Extracted data entries:
'''

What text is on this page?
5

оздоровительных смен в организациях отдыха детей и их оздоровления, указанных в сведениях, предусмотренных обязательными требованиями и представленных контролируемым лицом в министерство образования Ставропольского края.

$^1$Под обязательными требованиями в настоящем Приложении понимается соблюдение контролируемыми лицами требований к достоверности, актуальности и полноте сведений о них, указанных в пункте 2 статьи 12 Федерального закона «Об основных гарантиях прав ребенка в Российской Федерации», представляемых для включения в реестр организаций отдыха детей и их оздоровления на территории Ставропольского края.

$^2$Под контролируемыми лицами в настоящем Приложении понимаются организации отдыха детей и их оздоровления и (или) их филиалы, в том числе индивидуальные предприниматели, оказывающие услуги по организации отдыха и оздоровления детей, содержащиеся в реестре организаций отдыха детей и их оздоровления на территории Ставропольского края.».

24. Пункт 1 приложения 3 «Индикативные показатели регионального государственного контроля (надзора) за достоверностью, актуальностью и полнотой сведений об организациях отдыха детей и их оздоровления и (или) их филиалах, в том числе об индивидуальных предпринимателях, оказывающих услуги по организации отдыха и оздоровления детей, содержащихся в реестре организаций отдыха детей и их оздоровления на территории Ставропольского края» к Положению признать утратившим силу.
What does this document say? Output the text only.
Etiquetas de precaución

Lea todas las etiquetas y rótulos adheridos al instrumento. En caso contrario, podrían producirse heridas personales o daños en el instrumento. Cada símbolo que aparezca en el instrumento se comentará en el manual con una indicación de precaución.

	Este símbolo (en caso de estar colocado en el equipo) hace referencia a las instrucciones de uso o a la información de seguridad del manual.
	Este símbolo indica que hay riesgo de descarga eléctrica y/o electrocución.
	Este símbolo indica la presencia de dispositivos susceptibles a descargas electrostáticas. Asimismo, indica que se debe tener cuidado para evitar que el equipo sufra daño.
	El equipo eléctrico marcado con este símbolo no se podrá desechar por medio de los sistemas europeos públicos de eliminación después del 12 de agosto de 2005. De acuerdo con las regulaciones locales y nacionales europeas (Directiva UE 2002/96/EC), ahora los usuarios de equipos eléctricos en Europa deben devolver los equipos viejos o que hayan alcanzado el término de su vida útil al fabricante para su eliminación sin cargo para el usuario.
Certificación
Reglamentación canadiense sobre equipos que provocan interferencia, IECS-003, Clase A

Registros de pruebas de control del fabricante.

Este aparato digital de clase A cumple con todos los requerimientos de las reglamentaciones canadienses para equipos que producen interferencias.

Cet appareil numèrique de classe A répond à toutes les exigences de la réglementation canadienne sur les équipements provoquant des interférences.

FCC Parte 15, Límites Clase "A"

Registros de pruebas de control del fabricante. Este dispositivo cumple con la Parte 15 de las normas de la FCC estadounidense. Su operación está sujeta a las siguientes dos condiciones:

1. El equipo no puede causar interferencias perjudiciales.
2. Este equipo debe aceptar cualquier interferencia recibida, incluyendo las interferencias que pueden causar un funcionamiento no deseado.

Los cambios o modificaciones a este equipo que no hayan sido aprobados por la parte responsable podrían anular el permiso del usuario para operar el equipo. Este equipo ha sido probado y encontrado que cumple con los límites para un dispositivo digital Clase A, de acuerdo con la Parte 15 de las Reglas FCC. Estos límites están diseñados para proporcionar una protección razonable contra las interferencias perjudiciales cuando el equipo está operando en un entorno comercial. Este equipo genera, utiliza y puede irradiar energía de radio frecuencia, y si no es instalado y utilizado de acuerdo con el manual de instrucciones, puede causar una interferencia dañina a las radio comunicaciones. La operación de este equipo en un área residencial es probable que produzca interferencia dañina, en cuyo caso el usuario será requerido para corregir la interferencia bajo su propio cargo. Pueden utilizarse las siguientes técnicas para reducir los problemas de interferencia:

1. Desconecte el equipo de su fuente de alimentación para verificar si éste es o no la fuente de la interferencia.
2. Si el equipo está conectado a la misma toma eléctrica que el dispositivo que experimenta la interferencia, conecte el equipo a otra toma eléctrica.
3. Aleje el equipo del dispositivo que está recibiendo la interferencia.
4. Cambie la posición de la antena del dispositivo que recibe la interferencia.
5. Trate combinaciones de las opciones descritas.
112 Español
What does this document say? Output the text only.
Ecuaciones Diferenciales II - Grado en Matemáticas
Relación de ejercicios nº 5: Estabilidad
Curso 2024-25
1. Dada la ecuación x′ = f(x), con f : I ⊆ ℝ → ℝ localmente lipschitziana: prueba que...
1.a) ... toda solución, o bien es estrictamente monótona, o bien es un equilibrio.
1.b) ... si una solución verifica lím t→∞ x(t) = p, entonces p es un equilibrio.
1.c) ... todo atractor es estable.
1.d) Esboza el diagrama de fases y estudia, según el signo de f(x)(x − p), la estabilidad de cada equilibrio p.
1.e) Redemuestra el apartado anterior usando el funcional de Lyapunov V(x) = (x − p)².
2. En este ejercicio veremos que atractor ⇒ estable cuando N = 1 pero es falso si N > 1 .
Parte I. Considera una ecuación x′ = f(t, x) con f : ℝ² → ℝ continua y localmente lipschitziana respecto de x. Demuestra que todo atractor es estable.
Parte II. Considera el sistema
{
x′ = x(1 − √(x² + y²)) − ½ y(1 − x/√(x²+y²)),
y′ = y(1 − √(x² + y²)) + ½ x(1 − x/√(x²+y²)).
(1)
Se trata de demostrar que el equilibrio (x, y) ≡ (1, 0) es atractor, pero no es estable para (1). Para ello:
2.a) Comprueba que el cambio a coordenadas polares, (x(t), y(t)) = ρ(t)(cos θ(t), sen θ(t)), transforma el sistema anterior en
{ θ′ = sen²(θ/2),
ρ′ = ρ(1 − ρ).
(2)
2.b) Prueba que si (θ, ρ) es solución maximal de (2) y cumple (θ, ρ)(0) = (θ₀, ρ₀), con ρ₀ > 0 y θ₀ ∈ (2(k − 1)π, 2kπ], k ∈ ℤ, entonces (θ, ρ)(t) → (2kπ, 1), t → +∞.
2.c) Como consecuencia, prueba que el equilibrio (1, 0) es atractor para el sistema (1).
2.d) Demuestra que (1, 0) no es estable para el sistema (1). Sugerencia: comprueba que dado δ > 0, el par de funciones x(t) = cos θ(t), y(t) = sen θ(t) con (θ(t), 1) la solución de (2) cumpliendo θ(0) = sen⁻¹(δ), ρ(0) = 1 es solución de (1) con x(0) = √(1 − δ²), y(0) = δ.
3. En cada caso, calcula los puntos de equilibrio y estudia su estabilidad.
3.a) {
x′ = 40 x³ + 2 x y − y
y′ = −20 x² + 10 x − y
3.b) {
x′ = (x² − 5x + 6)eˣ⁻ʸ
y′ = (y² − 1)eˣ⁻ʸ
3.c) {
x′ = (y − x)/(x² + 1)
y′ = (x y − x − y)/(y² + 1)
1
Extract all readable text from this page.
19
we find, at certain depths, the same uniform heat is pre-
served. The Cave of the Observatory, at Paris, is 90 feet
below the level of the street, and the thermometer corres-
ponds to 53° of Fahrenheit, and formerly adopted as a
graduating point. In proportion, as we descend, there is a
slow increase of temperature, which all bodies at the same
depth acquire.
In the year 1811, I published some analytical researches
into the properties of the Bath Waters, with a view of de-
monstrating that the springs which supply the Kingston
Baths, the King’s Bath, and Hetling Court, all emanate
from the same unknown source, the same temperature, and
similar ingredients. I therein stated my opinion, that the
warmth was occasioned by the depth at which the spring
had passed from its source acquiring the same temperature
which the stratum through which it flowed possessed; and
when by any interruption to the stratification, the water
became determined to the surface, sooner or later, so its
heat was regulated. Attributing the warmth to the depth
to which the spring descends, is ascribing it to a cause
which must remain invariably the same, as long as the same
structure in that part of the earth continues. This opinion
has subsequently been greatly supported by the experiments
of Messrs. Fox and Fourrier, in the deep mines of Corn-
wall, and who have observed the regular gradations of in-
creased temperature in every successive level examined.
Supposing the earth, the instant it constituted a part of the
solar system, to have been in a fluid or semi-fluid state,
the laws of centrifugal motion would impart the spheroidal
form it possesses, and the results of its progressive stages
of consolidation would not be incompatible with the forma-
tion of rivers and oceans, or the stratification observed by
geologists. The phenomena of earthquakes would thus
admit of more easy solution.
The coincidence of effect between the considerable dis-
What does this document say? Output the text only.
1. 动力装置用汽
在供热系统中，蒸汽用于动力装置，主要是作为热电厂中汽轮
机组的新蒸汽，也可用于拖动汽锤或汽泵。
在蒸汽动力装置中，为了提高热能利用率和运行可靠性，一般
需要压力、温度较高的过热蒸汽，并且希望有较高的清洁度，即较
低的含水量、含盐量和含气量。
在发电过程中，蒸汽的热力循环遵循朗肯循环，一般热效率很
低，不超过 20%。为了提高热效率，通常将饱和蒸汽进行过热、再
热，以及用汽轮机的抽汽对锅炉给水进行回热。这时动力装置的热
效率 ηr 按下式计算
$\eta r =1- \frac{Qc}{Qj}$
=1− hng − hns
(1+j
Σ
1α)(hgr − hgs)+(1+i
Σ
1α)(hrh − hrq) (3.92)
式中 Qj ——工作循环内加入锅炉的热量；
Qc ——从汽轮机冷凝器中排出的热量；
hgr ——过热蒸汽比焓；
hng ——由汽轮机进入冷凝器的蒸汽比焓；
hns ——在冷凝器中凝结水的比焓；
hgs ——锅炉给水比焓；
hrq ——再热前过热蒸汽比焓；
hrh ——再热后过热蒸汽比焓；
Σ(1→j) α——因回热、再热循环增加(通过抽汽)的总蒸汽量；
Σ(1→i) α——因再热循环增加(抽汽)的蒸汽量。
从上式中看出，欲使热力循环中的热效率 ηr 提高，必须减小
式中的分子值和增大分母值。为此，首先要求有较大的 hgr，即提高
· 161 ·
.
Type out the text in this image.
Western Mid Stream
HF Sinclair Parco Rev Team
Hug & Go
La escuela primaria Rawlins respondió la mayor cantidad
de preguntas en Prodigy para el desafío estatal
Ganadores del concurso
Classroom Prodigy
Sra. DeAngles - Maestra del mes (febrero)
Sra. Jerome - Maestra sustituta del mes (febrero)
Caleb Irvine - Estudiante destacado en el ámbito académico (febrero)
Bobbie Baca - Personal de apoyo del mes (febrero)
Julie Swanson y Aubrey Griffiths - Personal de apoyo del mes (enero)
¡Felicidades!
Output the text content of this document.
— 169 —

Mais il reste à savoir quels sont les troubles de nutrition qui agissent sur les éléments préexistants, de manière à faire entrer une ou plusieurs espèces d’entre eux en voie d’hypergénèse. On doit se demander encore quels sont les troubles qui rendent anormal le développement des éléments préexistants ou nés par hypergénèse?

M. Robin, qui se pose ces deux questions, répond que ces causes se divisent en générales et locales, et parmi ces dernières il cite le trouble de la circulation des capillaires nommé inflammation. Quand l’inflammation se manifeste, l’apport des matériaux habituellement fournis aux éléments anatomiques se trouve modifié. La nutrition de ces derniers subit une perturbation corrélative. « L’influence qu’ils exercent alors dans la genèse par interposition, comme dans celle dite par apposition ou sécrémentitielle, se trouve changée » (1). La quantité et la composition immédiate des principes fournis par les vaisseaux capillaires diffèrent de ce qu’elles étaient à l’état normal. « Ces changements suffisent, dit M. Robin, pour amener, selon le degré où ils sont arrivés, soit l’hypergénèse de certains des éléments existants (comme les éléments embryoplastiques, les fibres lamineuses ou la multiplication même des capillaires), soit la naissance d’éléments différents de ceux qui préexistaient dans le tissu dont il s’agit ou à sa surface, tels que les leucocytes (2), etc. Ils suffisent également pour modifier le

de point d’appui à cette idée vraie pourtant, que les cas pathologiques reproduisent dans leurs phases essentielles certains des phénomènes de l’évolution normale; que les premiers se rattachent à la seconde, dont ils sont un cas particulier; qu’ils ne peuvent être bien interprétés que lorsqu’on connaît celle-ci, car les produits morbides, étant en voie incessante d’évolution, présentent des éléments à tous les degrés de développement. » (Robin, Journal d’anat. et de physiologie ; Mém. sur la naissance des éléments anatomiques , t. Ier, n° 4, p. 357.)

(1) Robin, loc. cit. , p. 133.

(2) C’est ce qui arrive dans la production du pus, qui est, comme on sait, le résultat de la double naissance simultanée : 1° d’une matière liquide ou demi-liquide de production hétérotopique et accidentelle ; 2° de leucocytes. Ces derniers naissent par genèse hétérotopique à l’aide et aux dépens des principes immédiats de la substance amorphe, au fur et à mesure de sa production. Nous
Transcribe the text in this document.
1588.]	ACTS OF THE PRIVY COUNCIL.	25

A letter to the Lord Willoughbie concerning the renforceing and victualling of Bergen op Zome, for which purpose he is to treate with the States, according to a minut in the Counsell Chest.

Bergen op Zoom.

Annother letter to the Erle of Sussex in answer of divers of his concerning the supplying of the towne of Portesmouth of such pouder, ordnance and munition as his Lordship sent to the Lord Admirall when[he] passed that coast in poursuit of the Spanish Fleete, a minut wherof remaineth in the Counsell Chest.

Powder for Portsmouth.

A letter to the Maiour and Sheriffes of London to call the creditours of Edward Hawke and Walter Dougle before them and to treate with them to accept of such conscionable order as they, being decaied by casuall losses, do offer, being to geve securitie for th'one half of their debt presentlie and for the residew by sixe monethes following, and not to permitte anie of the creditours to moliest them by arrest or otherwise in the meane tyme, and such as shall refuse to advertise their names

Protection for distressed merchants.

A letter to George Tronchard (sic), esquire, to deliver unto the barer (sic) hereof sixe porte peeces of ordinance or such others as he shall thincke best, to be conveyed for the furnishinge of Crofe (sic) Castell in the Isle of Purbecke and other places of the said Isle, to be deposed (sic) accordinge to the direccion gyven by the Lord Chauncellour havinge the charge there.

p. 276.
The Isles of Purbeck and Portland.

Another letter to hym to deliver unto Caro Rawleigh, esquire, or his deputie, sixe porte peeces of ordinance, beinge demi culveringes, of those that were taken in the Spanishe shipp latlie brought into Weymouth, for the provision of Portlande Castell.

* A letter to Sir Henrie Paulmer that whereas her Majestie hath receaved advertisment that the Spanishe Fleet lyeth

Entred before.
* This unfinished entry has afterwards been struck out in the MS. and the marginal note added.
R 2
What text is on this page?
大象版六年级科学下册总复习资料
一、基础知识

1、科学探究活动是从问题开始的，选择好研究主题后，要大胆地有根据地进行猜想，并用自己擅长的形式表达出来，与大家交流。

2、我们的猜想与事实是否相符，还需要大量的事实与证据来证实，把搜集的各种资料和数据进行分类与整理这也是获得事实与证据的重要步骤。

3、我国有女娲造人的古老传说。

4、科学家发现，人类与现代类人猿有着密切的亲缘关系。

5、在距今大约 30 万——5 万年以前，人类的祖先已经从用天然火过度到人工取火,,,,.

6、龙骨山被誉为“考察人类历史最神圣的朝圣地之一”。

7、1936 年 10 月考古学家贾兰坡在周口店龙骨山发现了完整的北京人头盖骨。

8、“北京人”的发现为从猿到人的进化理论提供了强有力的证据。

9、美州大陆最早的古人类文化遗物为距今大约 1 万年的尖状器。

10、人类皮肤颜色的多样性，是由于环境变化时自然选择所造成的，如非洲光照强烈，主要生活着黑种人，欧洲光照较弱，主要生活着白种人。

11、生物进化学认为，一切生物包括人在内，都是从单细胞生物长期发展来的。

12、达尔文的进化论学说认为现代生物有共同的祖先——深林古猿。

'''

What you will do – Each line that holds the word "demi" is to be copied.

Complete response –
(2) C’est ce qui arrive dans la production du pus, qui est, comme on sait, le résultat de la double naissance simultanée : 1° d’une matière liquide ou demi-liquide de production hétérotopique et accidentelle ; 2° de leucocytes. Ces derniers naissent par genèse hétérotopique à l’aide et aux dépens des principes immédiats de la substance amorphe, au fur et à mesure de sa production. Nous
Another letter to hym to deliver unto Caro Rawleigh, esquire, or his deputie, sixe porte peeces of ordinance, beinge demi culveringes, of those that were taken in the Spanishe shipp latlie brought into Weymouth, for the provision of Portlande Castell.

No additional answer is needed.